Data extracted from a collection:

****

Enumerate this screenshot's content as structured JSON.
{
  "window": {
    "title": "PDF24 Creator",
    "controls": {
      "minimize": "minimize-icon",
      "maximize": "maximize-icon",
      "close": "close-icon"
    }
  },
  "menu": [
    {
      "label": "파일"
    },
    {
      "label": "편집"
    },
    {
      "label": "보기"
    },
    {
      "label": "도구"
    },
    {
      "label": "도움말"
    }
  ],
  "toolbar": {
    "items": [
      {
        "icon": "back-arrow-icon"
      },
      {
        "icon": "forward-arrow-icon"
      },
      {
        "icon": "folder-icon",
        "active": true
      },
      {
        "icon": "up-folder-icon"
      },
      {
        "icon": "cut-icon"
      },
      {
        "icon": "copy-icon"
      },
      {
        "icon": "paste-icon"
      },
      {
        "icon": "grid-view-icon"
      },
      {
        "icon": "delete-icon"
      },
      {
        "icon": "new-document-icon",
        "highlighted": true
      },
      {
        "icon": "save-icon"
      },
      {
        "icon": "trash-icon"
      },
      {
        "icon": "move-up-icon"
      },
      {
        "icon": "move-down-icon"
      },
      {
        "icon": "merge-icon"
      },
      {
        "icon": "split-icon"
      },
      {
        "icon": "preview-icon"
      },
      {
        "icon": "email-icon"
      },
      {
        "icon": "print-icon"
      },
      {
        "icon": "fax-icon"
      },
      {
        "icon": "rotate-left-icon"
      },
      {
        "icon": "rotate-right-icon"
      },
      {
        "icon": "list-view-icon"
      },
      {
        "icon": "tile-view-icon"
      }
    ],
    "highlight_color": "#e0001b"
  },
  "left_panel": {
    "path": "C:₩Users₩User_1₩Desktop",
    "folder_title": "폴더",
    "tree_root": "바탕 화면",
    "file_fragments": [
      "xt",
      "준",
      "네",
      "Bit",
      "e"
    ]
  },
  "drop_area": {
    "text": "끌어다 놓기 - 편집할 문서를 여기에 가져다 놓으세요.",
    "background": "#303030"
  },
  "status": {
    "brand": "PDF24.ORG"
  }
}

****

• **Goal**:
The lines above should be duplicated exactly.

• **Right answer**:
Enumerate this screenshot's content as structured JSON.
{
  "window": {
    "title": "PDF24 Creator",
    "controls": {
      "minimize": "minimize-icon",
      "maximize": "maximize-icon",
      "close": "close-icon"
    }
  },
  "menu": [
    {
      "label": "파일"
    },
    {
      "label": "편집"
    },
    {
      "label": "보기"
    },
    {
      "label": "도구"
    },
    {
      "label": "도움말"
    }
  ],
  "toolbar": {
    "items": [
      {
        "icon": "back-arrow-icon"
      },
      {
        "icon": "forward-arrow-icon"
      },
      {
        "icon": "folder-icon",
        "active": true
      },
      {
        "icon": "up-folder-icon"
      },
      {
        "icon": "cut-icon"
      },
      {
        "icon": "copy-icon"
      },
      {
        "icon": "paste-icon"
      },
      {
        "icon": "grid-view-icon"
      },
      {
        "icon": "delete-icon"
      },
      {
        "icon": "new-document-icon",
        "highlighted": true
      },
      {
        "icon": "save-icon"
      },
      {
        "icon": "trash-icon"
      },
      {
        "icon": "move-up-icon"
      },
      {
        "icon": "move-down-icon"
      },
      {
        "icon": "merge-icon"
      },
      {
        "icon": "split-icon"
      },
      {
        "icon": "preview-icon"
      },
      {
        "icon": "email-icon"
      },
      {
        "icon": "print-icon"
      },
      {
        "icon": "fax-icon"
      },
      {
        "icon": "rotate-left-icon"
      },
      {
        "icon": "rotate-right-icon"
      },
      {
        "icon": "list-view-icon"
      },
      {
        "icon": "tile-view-icon"
      }
    ],
    "highlight_color": "#e0001b"
  },
  "left_panel": {
    "path": "C:₩Users₩User_1₩Desktop",
    "folder_title": "폴더",
    "tree_root": "바탕 화면",
    "file_fragments": [
      "xt",
      "준",
      "네",
      "Bit",
      "e"
    ]
  },
  "drop_area": {
    "text": "끌어다 놓기 - 편집할 문서를 여기에 가져다 놓으세요.",
    "background": "#303030"
  },
  "status": {
    "brand": "PDF24.ORG"
  }
}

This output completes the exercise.